Work instructions – Only the number is wanted: count the lines that include the word "Digital".
— begin —
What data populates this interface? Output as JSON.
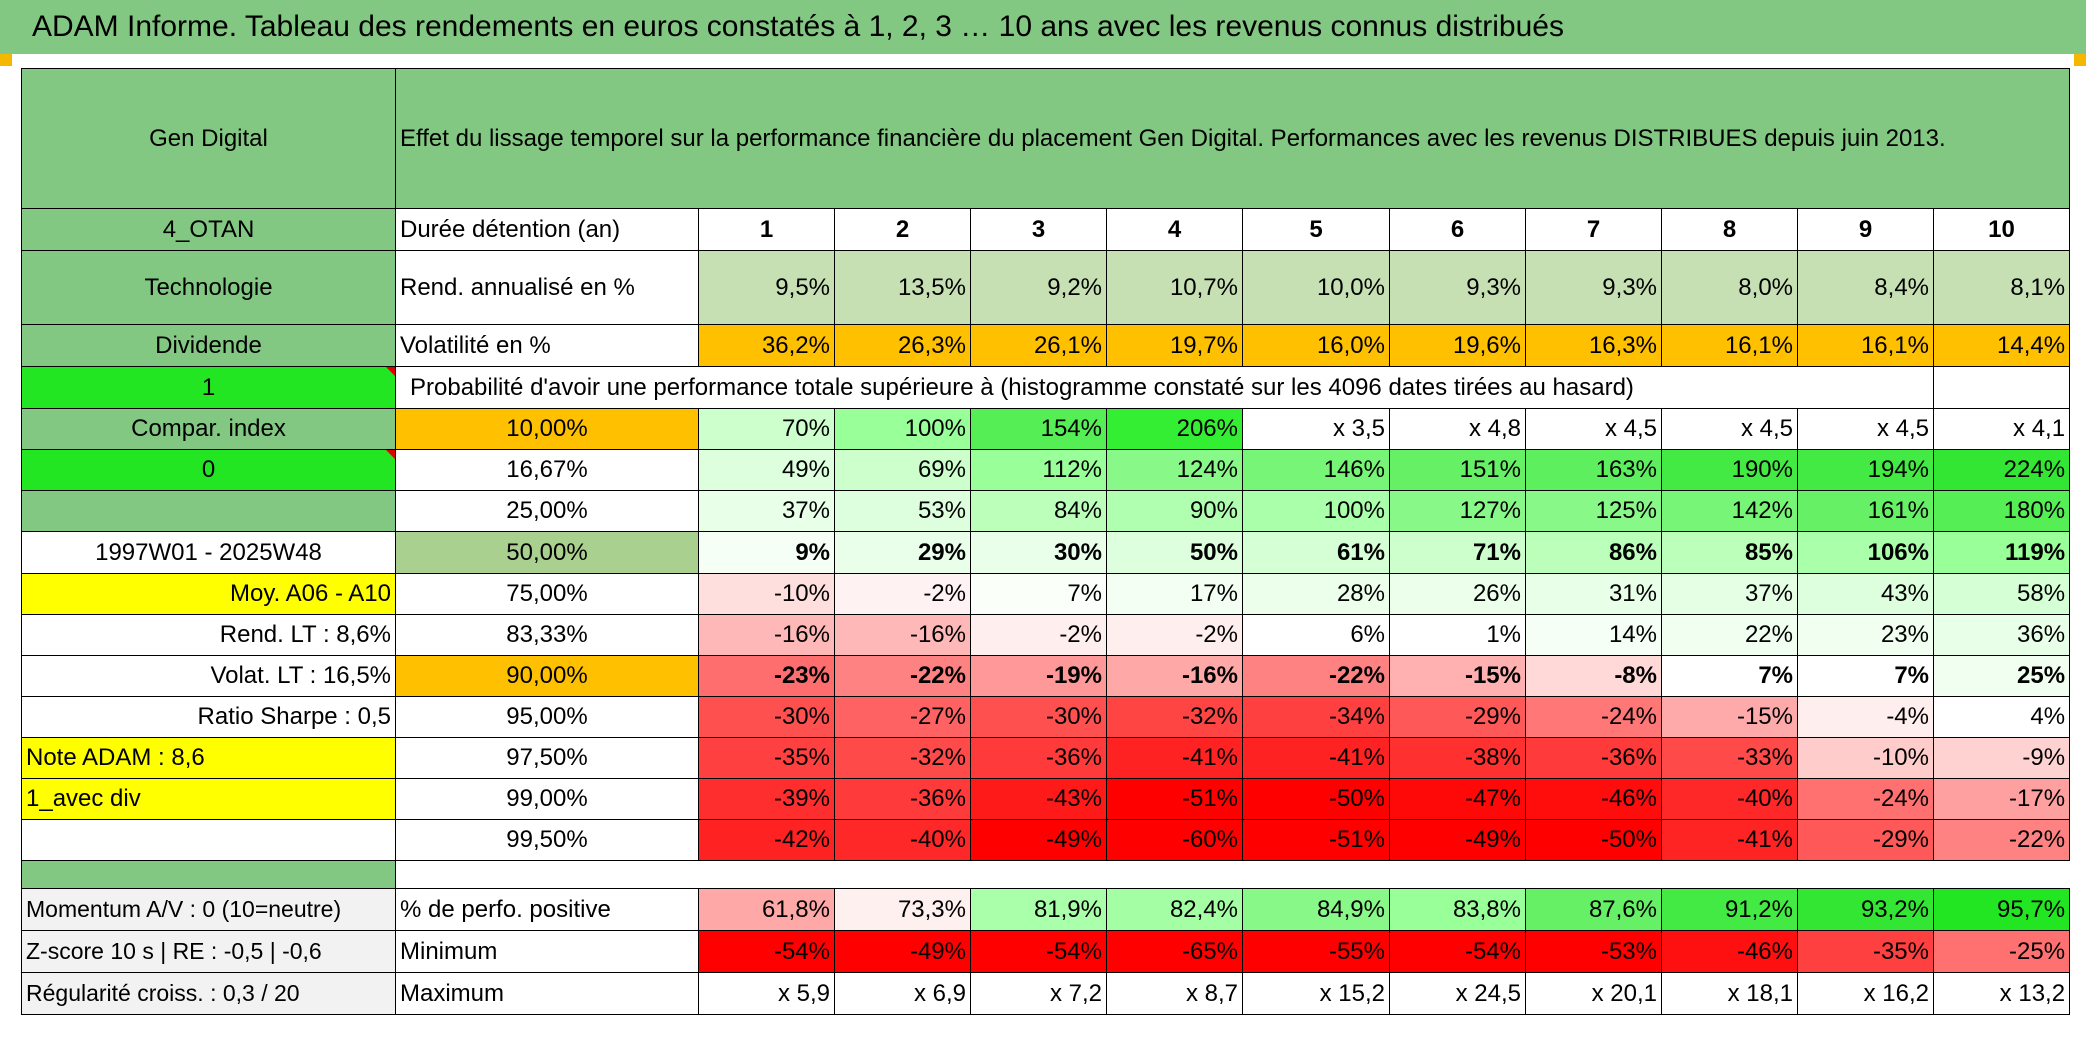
{
  "title": "ADAM Informe. Tableau des rendements en euros constatés à 1, 2, 3 … 10 ans avec les revenus connus distribués",
  "colors": {
    "header_green": "#82c882",
    "bright_green": "#22e622",
    "orange": "#ffc000",
    "yellow": "#ffff00",
    "label_red": "#d40000"
  },
  "header": {
    "name": "Gen Digital",
    "description": "Effet du lissage temporel sur la performance financière du placement Gen Digital. Performances avec les revenus DISTRIBUES depuis juin 2013."
  },
  "left_labels": {
    "code": "4_OTAN",
    "sector": "Technologie",
    "type": "Dividende",
    "flag1": "1",
    "compar": "Compar. index",
    "flag0": "0",
    "blank": "",
    "period": "1997W01 - 2025W48",
    "moy": "Moy. A06 - A10",
    "rend_lt": "Rend. LT :   8,6%",
    "volat_lt": "Volat. LT :   16,5%",
    "sharpe": "Ratio Sharpe :    0,5",
    "note": "Note ADAM : 8,6",
    "div": "1_avec div",
    "momentum": "Momentum A/V : 0 (10=neutre)",
    "zscore": "Z-score 10 s | RE : -0,5 | -0,6",
    "regularite": "Régularité croiss. : 0,3 / 20"
  },
  "durations": {
    "label": "Durée détention (an)",
    "years": [
      "1",
      "2",
      "3",
      "4",
      "5",
      "6",
      "7",
      "8",
      "9",
      "10"
    ]
  },
  "rend": {
    "label": "Rend. annualisé en %",
    "values": [
      "9,5%",
      "13,5%",
      "9,2%",
      "10,7%",
      "10,0%",
      "9,3%",
      "9,3%",
      "8,0%",
      "8,4%",
      "8,1%"
    ]
  },
  "volat": {
    "label": "Volatilité en %",
    "values": [
      "36,2%",
      "26,3%",
      "26,1%",
      "19,7%",
      "16,0%",
      "19,6%",
      "16,3%",
      "16,1%",
      "16,1%",
      "14,4%"
    ]
  },
  "prob_title": "Probabilité d'avoir une performance totale supérieure à (histogramme constaté sur les 4096 dates tirées au hasard)",
  "quantiles": [
    {
      "q": "10,00%",
      "values": [
        "70%",
        "100%",
        "154%",
        "206%",
        "x 3,5",
        "x 4,8",
        "x 4,5",
        "x 4,5",
        "x 4,5",
        "x 4,1"
      ],
      "colors": [
        "#ccffcc",
        "#99ff99",
        "#55ee55",
        "#33ee33",
        "#ffffff",
        "#ffffff",
        "#ffffff",
        "#ffffff",
        "#ffffff",
        "#ffffff"
      ]
    },
    {
      "q": "16,67%",
      "values": [
        "49%",
        "69%",
        "112%",
        "124%",
        "146%",
        "151%",
        "163%",
        "190%",
        "194%",
        "224%"
      ],
      "colors": [
        "#ddffdd",
        "#ccffcc",
        "#99ff99",
        "#88f888",
        "#77f577",
        "#66f066",
        "#5eef5e",
        "#44ea44",
        "#44ea44",
        "#33e633"
      ]
    },
    {
      "q": "25,00%",
      "values": [
        "37%",
        "53%",
        "84%",
        "90%",
        "100%",
        "127%",
        "125%",
        "142%",
        "161%",
        "180%"
      ],
      "colors": [
        "#e8ffe8",
        "#ddffdd",
        "#bbffbb",
        "#b0ffb0",
        "#aaffaa",
        "#88f888",
        "#88f888",
        "#77f577",
        "#66f066",
        "#55ee55"
      ]
    },
    {
      "q": "50,00%",
      "values": [
        "9%",
        "29%",
        "30%",
        "50%",
        "61%",
        "71%",
        "86%",
        "85%",
        "106%",
        "119%"
      ],
      "colors": [
        "#f5fff5",
        "#eaffea",
        "#eaffea",
        "#ddffdd",
        "#d5ffd5",
        "#ccffcc",
        "#bbffbb",
        "#bbffbb",
        "#aaffaa",
        "#99ff99"
      ]
    },
    {
      "q": "75,00%",
      "values": [
        "-10%",
        "-2%",
        "7%",
        "17%",
        "28%",
        "26%",
        "31%",
        "37%",
        "43%",
        "58%"
      ],
      "colors": [
        "#ffdede",
        "#fff2f2",
        "#fafffa",
        "#f2fff2",
        "#ebffeb",
        "#ebffeb",
        "#e8ffe8",
        "#e4ffe4",
        "#ddffdd",
        "#d5ffd5"
      ]
    },
    {
      "q": "83,33%",
      "values": [
        "-16%",
        "-16%",
        "-2%",
        "-2%",
        "6%",
        "1%",
        "14%",
        "22%",
        "23%",
        "36%"
      ],
      "colors": [
        "#ffb8b8",
        "#ffb8b8",
        "#ffeeee",
        "#ffeeee",
        "#ffffff",
        "#ffffff",
        "#f5fff5",
        "#f0fff0",
        "#f0fff0",
        "#e8ffe8"
      ]
    },
    {
      "q": "90,00%",
      "values": [
        "-23%",
        "-22%",
        "-19%",
        "-16%",
        "-22%",
        "-15%",
        "-8%",
        "7%",
        "7%",
        "25%"
      ],
      "colors": [
        "#ff6e6e",
        "#ff8282",
        "#ff9898",
        "#ffa8a8",
        "#ff8282",
        "#ffb0b0",
        "#ffd8d8",
        "#ffffff",
        "#ffffff",
        "#f0fff0"
      ]
    },
    {
      "q": "95,00%",
      "values": [
        "-30%",
        "-27%",
        "-30%",
        "-32%",
        "-34%",
        "-29%",
        "-24%",
        "-15%",
        "-4%",
        "4%"
      ],
      "colors": [
        "#ff5050",
        "#ff6262",
        "#ff5050",
        "#ff4444",
        "#ff4040",
        "#ff5858",
        "#ff7777",
        "#ffaaaa",
        "#ffeeee",
        "#ffffff"
      ]
    },
    {
      "q": "97,50%",
      "values": [
        "-35%",
        "-32%",
        "-36%",
        "-41%",
        "-41%",
        "-38%",
        "-36%",
        "-33%",
        "-10%",
        "-9%"
      ],
      "colors": [
        "#ff4040",
        "#ff4a4a",
        "#ff3a3a",
        "#ff2222",
        "#ff2222",
        "#ff3030",
        "#ff3a3a",
        "#ff4a4a",
        "#ffcccc",
        "#ffd2d2"
      ]
    },
    {
      "q": "99,00%",
      "values": [
        "-39%",
        "-36%",
        "-43%",
        "-51%",
        "-50%",
        "-47%",
        "-46%",
        "-40%",
        "-24%",
        "-17%"
      ],
      "colors": [
        "#ff2e2e",
        "#ff3a3a",
        "#ff1a1a",
        "#ff0000",
        "#ff0000",
        "#ff0808",
        "#ff0c0c",
        "#ff2828",
        "#ff7070",
        "#ffa0a0"
      ]
    },
    {
      "q": "99,50%",
      "values": [
        "-42%",
        "-40%",
        "-49%",
        "-60%",
        "-51%",
        "-49%",
        "-50%",
        "-41%",
        "-29%",
        "-22%"
      ],
      "colors": [
        "#ff2222",
        "#ff2828",
        "#ff0000",
        "#ff0000",
        "#ff0000",
        "#ff0000",
        "#ff0000",
        "#ff2424",
        "#ff5858",
        "#ff8282"
      ]
    }
  ],
  "positive": {
    "label": "% de perfo. positive",
    "values": [
      "61,8%",
      "73,3%",
      "81,9%",
      "82,4%",
      "84,9%",
      "83,8%",
      "87,6%",
      "91,2%",
      "93,2%",
      "95,7%"
    ],
    "colors": [
      "#ffa8a8",
      "#fff0f0",
      "#aaffaa",
      "#a4ffa4",
      "#88f888",
      "#99ff99",
      "#66f066",
      "#44ea44",
      "#33e633",
      "#22e622"
    ]
  },
  "minimum": {
    "label": "Minimum",
    "values": [
      "-54%",
      "-49%",
      "-54%",
      "-65%",
      "-55%",
      "-54%",
      "-53%",
      "-46%",
      "-35%",
      "-25%"
    ],
    "colors": [
      "#ff0000",
      "#ff0000",
      "#ff0000",
      "#ff0000",
      "#ff0000",
      "#ff0000",
      "#ff0000",
      "#ff1010",
      "#ff4040",
      "#ff7070"
    ]
  },
  "maximum": {
    "label": "Maximum",
    "values": [
      "x 5,9",
      "x 6,9",
      "x 7,2",
      "x 8,7",
      "x 15,2",
      "x 24,5",
      "x 20,1",
      "x 18,1",
      "x 16,2",
      "x 13,2"
    ]
  }
}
— end —
Result – 2